Problem statement | Extract, from the records beneath this instruction, each line that contains the word "down".

Task data |
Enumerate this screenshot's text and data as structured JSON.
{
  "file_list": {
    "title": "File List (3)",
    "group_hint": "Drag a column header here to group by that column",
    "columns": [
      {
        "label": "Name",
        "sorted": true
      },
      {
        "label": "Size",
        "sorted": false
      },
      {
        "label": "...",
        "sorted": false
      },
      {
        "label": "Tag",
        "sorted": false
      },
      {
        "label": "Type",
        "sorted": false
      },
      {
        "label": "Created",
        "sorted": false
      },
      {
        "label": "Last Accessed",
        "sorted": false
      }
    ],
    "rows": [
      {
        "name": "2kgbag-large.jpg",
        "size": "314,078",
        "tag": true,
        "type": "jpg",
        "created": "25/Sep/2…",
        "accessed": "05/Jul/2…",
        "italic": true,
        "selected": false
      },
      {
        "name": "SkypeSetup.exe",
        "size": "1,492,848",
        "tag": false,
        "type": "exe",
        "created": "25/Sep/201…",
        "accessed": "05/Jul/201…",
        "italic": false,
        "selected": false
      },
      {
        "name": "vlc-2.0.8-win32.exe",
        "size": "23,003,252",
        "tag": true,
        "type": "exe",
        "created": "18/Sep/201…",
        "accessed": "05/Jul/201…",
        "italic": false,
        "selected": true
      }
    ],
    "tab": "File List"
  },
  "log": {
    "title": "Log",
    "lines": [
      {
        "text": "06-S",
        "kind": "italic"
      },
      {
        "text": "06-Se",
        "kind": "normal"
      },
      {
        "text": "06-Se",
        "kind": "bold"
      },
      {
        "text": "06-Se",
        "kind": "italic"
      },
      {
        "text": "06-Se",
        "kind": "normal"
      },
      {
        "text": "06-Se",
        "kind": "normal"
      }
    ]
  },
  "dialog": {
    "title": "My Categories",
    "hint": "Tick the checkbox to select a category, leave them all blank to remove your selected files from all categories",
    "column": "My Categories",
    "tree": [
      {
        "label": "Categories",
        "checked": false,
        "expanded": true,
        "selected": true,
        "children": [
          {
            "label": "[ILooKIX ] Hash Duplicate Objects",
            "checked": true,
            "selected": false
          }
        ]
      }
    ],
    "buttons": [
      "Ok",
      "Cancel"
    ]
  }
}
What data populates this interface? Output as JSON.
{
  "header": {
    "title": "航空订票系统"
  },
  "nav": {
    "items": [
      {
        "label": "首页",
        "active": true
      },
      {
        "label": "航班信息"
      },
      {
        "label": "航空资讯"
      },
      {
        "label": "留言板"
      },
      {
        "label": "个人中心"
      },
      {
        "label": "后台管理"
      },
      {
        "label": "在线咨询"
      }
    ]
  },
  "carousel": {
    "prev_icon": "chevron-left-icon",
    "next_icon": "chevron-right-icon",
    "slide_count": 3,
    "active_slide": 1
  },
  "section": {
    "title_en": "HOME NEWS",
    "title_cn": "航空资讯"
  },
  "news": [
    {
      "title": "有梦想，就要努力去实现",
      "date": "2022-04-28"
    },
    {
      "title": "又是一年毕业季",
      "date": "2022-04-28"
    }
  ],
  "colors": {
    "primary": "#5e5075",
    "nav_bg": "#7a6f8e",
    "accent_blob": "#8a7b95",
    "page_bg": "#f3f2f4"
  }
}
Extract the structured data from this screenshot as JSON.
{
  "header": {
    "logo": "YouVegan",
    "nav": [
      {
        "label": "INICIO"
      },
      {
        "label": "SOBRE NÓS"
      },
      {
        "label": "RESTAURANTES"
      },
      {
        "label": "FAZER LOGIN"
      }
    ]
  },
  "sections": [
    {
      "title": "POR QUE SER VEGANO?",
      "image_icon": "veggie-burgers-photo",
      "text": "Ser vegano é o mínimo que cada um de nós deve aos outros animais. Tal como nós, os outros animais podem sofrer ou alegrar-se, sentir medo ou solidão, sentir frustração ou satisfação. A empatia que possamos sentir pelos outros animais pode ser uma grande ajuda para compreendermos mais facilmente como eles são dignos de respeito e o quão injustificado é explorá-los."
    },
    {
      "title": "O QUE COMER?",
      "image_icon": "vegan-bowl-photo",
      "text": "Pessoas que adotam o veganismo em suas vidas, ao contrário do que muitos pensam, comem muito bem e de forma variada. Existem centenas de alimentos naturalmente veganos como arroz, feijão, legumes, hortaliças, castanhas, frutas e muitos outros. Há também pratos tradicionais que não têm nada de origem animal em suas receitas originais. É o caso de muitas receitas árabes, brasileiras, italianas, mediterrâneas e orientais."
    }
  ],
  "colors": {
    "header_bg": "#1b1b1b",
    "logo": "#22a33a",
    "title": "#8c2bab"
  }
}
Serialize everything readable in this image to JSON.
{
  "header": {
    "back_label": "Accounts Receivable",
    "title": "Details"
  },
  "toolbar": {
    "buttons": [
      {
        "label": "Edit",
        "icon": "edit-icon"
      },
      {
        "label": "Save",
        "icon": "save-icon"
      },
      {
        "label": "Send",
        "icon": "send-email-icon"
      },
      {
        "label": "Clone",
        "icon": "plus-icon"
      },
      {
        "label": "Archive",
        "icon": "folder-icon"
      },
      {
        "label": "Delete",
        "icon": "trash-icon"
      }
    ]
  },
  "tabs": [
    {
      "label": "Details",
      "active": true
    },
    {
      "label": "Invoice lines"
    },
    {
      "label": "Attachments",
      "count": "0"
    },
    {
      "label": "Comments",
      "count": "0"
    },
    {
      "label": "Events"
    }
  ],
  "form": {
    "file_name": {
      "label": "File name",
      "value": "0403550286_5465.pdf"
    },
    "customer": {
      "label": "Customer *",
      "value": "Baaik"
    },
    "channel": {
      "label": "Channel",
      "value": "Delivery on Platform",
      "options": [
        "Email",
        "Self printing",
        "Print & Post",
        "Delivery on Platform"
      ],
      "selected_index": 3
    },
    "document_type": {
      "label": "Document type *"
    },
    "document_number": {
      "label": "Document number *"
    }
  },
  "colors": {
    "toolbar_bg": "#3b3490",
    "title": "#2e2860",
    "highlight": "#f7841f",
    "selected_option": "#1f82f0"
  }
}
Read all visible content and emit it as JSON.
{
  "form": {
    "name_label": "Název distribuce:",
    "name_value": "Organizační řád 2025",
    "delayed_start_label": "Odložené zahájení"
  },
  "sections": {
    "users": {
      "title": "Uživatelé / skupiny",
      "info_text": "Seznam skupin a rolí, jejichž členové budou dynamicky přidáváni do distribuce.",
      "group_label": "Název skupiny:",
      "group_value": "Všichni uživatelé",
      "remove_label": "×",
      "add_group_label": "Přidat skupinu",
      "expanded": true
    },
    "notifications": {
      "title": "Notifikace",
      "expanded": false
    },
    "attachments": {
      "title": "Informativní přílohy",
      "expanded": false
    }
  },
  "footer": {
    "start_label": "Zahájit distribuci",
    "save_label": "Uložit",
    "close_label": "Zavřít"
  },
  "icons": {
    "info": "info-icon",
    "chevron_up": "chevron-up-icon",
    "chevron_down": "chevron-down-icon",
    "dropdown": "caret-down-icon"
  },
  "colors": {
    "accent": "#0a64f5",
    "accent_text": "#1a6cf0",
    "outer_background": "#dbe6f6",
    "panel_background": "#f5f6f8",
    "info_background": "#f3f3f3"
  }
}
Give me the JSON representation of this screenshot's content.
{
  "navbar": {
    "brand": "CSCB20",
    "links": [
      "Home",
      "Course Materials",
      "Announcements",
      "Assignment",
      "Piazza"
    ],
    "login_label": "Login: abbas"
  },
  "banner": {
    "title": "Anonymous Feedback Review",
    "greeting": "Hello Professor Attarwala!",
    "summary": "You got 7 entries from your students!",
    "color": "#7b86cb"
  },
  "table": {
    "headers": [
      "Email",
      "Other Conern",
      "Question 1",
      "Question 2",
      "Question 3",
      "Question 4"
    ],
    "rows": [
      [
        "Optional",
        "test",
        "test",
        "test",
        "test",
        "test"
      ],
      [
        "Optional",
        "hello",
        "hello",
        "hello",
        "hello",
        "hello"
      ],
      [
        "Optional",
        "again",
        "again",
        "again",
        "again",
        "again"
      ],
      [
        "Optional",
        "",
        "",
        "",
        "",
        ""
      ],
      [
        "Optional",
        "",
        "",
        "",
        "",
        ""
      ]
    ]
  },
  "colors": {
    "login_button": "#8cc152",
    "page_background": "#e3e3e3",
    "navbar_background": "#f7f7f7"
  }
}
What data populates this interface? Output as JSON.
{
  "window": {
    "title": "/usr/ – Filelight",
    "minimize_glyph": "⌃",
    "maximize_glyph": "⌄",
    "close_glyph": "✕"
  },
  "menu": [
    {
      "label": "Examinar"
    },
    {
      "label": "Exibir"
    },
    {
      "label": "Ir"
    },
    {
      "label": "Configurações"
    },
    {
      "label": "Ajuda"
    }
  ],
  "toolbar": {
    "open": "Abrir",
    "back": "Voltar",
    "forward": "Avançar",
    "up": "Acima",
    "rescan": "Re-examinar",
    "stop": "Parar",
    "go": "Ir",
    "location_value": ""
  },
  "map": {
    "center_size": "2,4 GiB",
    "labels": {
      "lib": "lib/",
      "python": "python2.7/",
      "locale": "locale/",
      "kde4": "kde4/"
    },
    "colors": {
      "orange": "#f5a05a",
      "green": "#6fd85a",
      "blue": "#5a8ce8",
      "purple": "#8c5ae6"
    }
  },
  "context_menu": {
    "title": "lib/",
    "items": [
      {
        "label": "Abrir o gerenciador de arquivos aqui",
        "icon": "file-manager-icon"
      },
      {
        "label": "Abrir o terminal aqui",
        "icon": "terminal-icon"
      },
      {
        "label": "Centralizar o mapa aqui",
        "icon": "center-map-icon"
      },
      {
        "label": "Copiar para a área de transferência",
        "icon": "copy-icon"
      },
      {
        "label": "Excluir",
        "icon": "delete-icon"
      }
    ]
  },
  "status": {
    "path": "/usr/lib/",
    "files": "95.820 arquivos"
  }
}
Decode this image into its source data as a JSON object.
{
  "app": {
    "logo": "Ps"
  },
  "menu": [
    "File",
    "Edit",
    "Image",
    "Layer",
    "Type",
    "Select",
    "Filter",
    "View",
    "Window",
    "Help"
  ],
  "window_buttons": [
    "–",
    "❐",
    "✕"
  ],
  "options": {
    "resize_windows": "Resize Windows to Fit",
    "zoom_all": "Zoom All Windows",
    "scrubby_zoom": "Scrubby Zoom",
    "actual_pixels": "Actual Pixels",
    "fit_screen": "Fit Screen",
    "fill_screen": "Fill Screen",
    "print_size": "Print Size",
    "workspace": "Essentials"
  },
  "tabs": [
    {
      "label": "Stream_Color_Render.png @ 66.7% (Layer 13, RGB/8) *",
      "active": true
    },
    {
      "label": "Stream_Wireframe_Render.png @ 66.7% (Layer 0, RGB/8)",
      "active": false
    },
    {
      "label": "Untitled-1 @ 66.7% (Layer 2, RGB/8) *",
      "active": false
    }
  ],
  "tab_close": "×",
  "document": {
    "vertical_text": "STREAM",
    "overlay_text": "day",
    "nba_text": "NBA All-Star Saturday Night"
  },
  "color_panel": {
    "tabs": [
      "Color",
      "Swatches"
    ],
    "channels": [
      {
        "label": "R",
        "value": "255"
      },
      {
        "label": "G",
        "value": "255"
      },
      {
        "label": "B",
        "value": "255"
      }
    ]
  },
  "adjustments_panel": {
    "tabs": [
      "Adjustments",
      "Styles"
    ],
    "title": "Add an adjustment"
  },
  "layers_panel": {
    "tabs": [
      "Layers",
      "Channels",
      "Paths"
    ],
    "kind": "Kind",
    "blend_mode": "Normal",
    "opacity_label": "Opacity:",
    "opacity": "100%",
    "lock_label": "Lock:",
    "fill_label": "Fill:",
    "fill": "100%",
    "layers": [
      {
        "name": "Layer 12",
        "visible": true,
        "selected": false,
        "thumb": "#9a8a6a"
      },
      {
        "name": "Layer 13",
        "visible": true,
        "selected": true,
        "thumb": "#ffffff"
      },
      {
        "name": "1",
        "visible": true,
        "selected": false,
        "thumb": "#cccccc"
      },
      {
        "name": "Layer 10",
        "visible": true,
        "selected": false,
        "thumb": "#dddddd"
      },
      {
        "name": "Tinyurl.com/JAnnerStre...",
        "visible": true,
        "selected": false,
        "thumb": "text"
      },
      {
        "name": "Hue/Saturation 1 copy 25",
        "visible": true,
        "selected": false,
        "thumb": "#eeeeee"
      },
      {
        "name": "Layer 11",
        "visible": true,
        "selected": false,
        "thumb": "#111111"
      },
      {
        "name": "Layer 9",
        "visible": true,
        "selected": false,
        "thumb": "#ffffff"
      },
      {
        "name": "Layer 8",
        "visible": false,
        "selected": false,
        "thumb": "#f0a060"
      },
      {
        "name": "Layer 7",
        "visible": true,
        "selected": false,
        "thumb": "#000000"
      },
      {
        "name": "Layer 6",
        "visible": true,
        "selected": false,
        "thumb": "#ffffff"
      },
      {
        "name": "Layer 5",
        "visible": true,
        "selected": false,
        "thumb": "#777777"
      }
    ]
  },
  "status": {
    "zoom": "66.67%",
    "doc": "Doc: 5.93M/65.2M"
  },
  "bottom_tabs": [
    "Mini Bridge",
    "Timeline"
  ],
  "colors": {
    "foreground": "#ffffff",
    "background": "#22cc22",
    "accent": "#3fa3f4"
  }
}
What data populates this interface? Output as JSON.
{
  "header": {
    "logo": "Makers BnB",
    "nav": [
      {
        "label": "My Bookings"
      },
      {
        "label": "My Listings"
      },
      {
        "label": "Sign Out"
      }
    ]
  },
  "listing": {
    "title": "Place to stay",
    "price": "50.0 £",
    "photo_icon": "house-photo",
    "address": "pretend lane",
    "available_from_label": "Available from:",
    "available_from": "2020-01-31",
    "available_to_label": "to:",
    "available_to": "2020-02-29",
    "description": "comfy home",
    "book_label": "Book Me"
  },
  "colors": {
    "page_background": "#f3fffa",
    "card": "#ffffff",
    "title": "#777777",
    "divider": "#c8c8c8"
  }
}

Answer |
    "chevron_down": "chevron-down-icon",
    "dropdown": "caret-down-icon"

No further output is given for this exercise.